Record set:
● ● ● ● ● ● ●

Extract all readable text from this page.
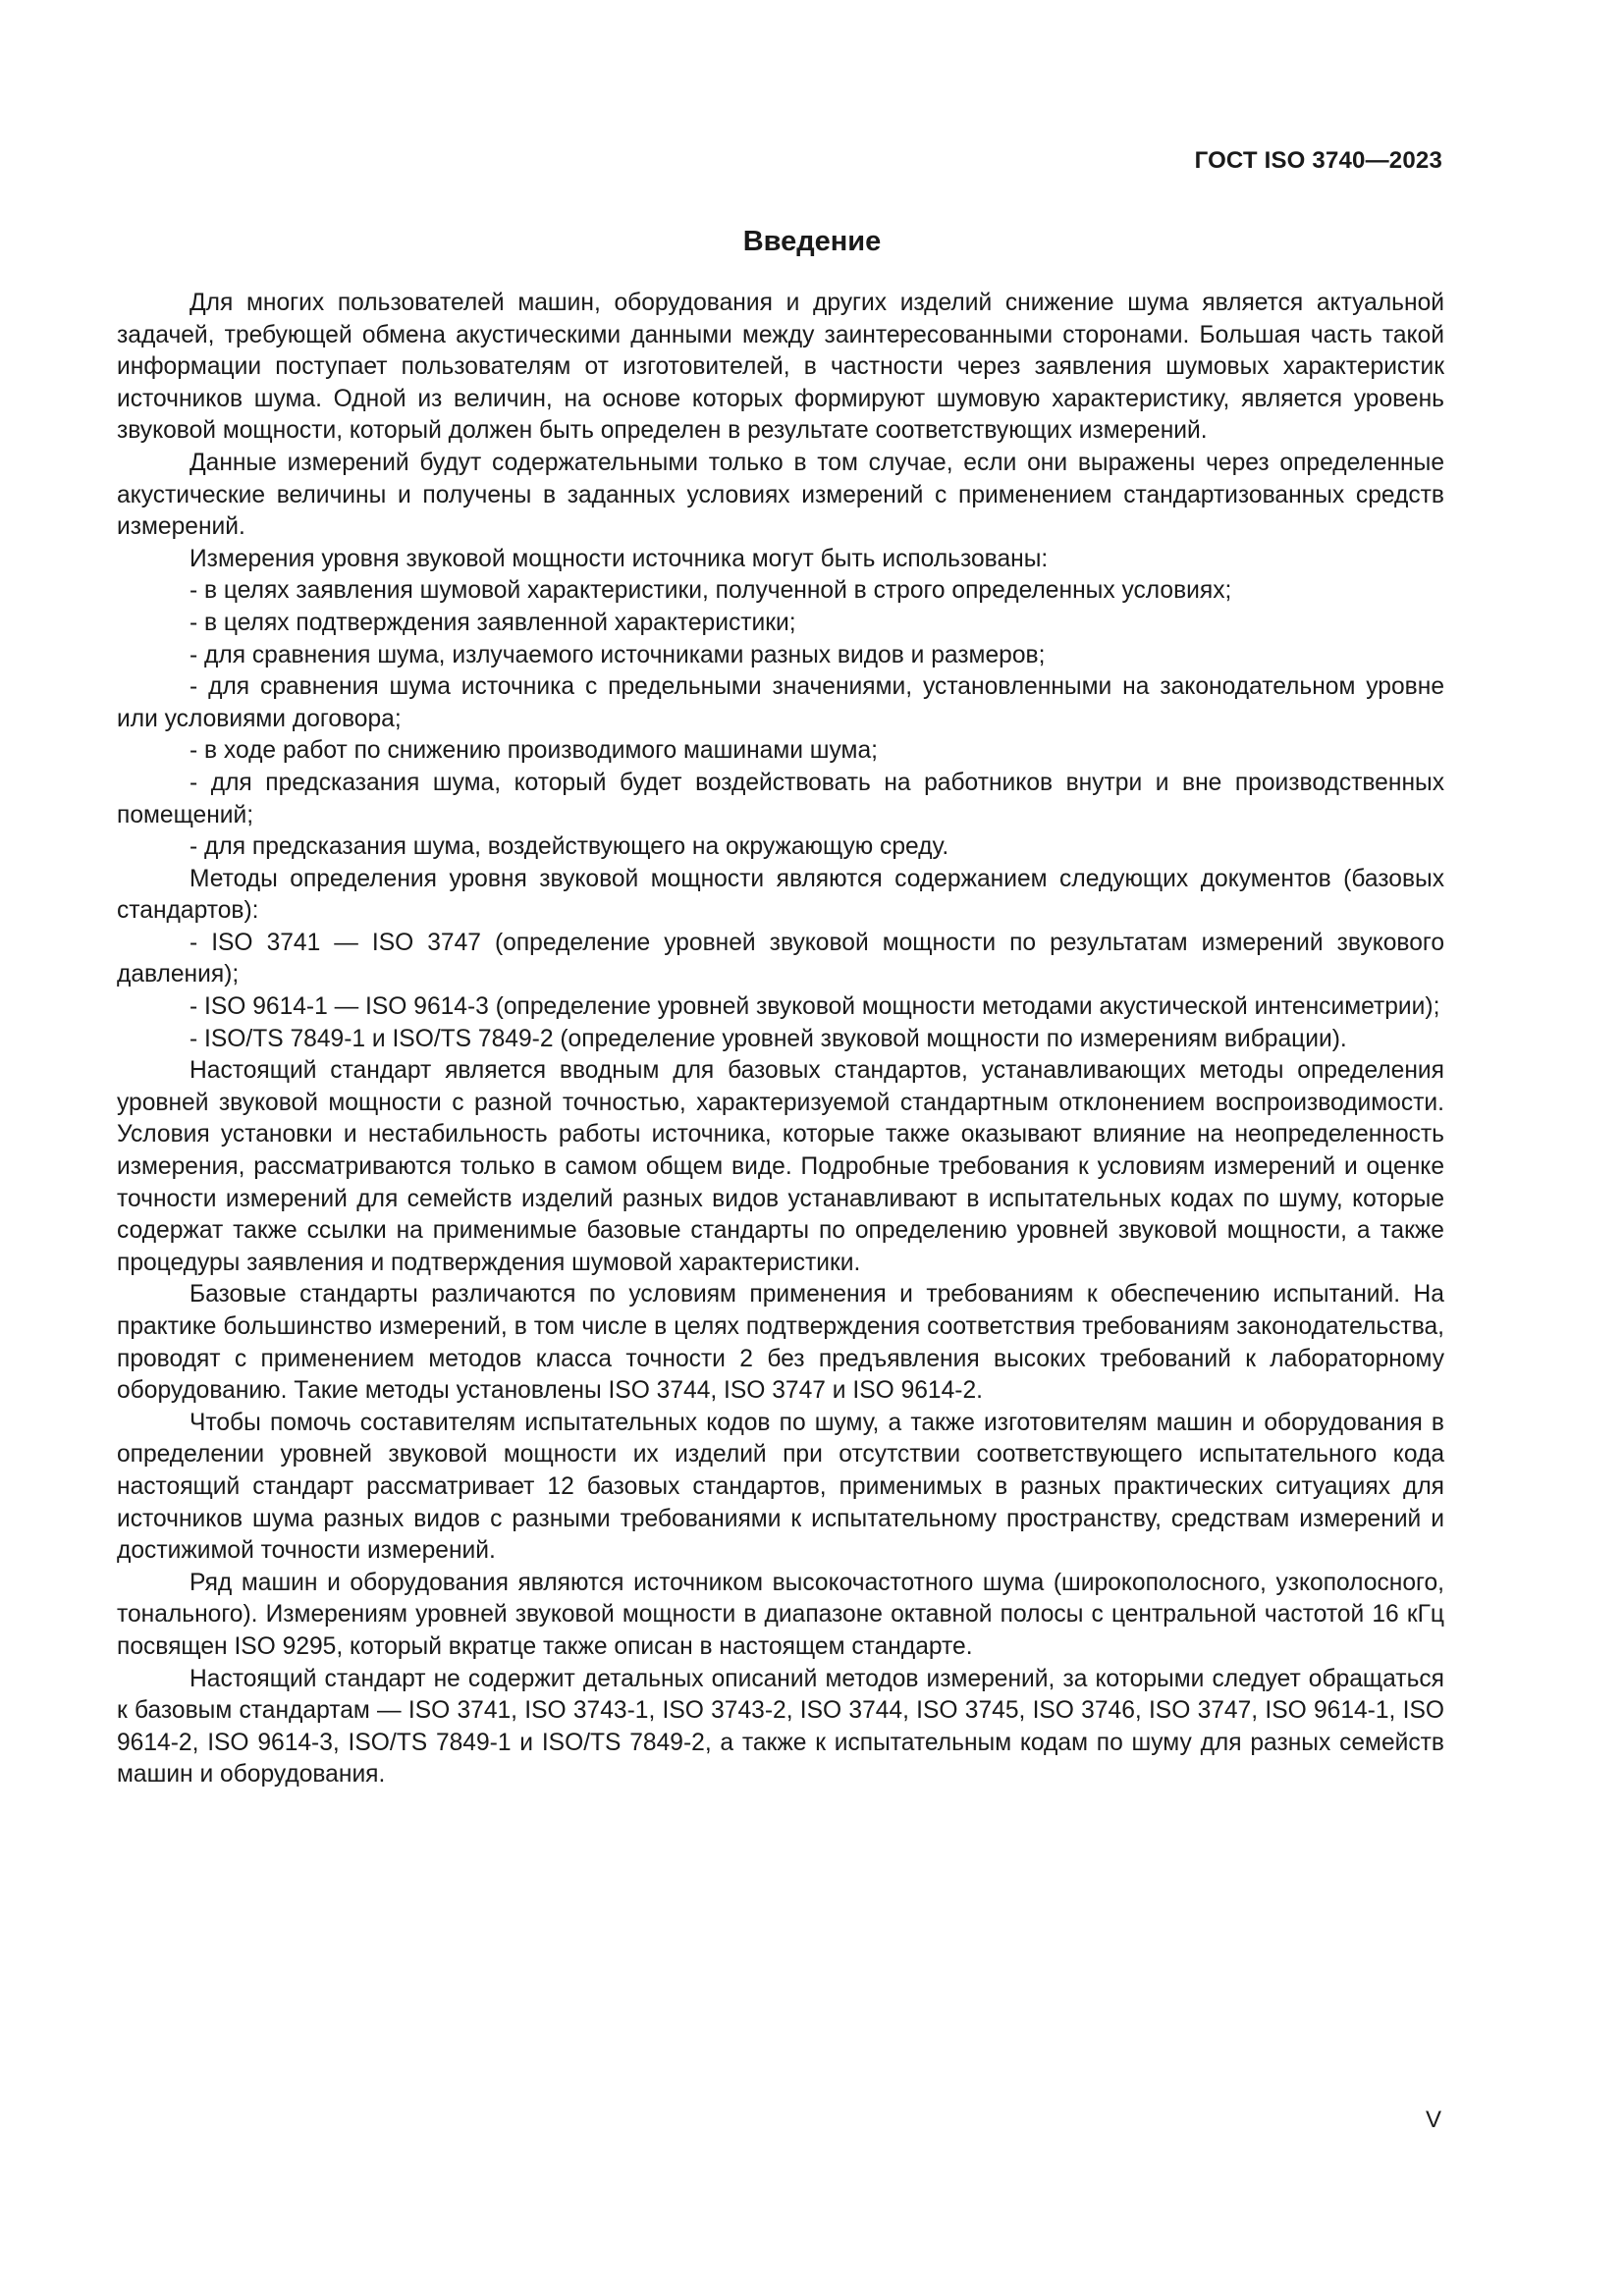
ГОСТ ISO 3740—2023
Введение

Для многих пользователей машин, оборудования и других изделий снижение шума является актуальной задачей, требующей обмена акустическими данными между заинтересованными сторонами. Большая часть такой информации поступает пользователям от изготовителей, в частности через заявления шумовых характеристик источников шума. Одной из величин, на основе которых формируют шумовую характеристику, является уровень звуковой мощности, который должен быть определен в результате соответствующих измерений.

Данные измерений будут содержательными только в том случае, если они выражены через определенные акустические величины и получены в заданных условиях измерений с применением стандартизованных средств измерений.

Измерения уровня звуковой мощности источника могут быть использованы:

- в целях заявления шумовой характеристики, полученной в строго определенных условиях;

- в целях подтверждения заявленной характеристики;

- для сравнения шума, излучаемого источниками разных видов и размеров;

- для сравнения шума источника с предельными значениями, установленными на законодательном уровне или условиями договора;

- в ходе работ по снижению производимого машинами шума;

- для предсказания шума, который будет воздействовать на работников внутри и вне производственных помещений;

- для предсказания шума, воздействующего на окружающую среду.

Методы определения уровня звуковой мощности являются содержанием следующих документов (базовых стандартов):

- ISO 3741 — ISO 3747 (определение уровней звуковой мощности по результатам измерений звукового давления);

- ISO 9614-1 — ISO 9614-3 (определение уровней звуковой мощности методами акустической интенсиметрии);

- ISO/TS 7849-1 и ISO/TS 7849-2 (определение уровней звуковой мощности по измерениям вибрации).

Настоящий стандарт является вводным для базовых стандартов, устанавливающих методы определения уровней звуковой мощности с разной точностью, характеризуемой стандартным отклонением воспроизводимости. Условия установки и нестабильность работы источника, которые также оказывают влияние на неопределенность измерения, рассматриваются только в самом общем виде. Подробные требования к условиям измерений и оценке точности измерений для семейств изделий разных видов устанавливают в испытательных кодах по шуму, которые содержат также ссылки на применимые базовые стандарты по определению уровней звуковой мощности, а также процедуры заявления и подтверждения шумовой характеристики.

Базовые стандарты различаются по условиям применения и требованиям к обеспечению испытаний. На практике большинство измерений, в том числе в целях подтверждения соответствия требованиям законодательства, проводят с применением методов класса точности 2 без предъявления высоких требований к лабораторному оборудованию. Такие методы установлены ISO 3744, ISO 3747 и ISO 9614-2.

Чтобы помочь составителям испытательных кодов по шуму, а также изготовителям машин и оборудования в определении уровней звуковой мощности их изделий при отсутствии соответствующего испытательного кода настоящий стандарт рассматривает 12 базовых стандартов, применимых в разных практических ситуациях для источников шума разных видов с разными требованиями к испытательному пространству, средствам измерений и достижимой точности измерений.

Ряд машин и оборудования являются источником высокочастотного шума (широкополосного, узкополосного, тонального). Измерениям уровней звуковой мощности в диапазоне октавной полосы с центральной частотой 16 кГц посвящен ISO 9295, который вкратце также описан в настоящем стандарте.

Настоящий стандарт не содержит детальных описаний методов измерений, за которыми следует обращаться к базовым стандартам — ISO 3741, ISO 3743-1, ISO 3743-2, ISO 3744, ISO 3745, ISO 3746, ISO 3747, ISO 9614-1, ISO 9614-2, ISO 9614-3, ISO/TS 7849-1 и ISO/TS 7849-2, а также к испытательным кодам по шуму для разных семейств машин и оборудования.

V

● ● ● ● ● ● ●

What the task requires: Repeat the lines above exactly, and keep every picture out.

Written response:
Extract all readable text from this page.
ГОСТ ISO 3740—2023
Введение

Для многих пользователей машин, оборудования и других изделий снижение шума является актуальной задачей, требующей обмена акустическими данными между заинтересованными сторонами. Большая часть такой информации поступает пользователям от изготовителей, в частности через заявления шумовых характеристик источников шума. Одной из величин, на основе которых формируют шумовую характеристику, является уровень звуковой мощности, который должен быть определен в результате соответствующих измерений.

Данные измерений будут содержательными только в том случае, если они выражены через определенные акустические величины и получены в заданных условиях измерений с применением стандартизованных средств измерений.

Измерения уровня звуковой мощности источника могут быть использованы:

- в целях заявления шумовой характеристики, полученной в строго определенных условиях;

- в целях подтверждения заявленной характеристики;

- для сравнения шума, излучаемого источниками разных видов и размеров;

- для сравнения шума источника с предельными значениями, установленными на законодательном уровне или условиями договора;

- в ходе работ по снижению производимого машинами шума;

- для предсказания шума, который будет воздействовать на работников внутри и вне производственных помещений;

- для предсказания шума, воздействующего на окружающую среду.

Методы определения уровня звуковой мощности являются содержанием следующих документов (базовых стандартов):

- ISO 3741 — ISO 3747 (определение уровней звуковой мощности по результатам измерений звукового давления);

- ISO 9614-1 — ISO 9614-3 (определение уровней звуковой мощности методами акустической интенсиметрии);

- ISO/TS 7849-1 и ISO/TS 7849-2 (определение уровней звуковой мощности по измерениям вибрации).

Настоящий стандарт является вводным для базовых стандартов, устанавливающих методы определения уровней звуковой мощности с разной точностью, характеризуемой стандартным отклонением воспроизводимости. Условия установки и нестабильность работы источника, которые также оказывают влияние на неопределенность измерения, рассматриваются только в самом общем виде. Подробные требования к условиям измерений и оценке точности измерений для семейств изделий разных видов устанавливают в испытательных кодах по шуму, которые содержат также ссылки на применимые базовые стандарты по определению уровней звуковой мощности, а также процедуры заявления и подтверждения шумовой характеристики.

Базовые стандарты различаются по условиям применения и требованиям к обеспечению испытаний. На практике большинство измерений, в том числе в целях подтверждения соответствия требованиям законодательства, проводят с применением методов класса точности 2 без предъявления высоких требований к лабораторному оборудованию. Такие методы установлены ISO 3744, ISO 3747 и ISO 9614-2.

Чтобы помочь составителям испытательных кодов по шуму, а также изготовителям машин и оборудования в определении уровней звуковой мощности их изделий при отсутствии соответствующего испытательного кода настоящий стандарт рассматривает 12 базовых стандартов, применимых в разных практических ситуациях для источников шума разных видов с разными требованиями к испытательному пространству, средствам измерений и достижимой точности измерений.

Ряд машин и оборудования являются источником высокочастотного шума (широкополосного, узкополосного, тонального). Измерениям уровней звуковой мощности в диапазоне октавной полосы с центральной частотой 16 кГц посвящен ISO 9295, который вкратце также описан в настоящем стандарте.

Настоящий стандарт не содержит детальных описаний методов измерений, за которыми следует обращаться к базовым стандартам — ISO 3741, ISO 3743-1, ISO 3743-2, ISO 3744, ISO 3745, ISO 3746, ISO 3747, ISO 9614-1, ISO 9614-2, ISO 9614-3, ISO/TS 7849-1 и ISO/TS 7849-2, а также к испытательным кодам по шуму для разных семейств машин и оборудования.

V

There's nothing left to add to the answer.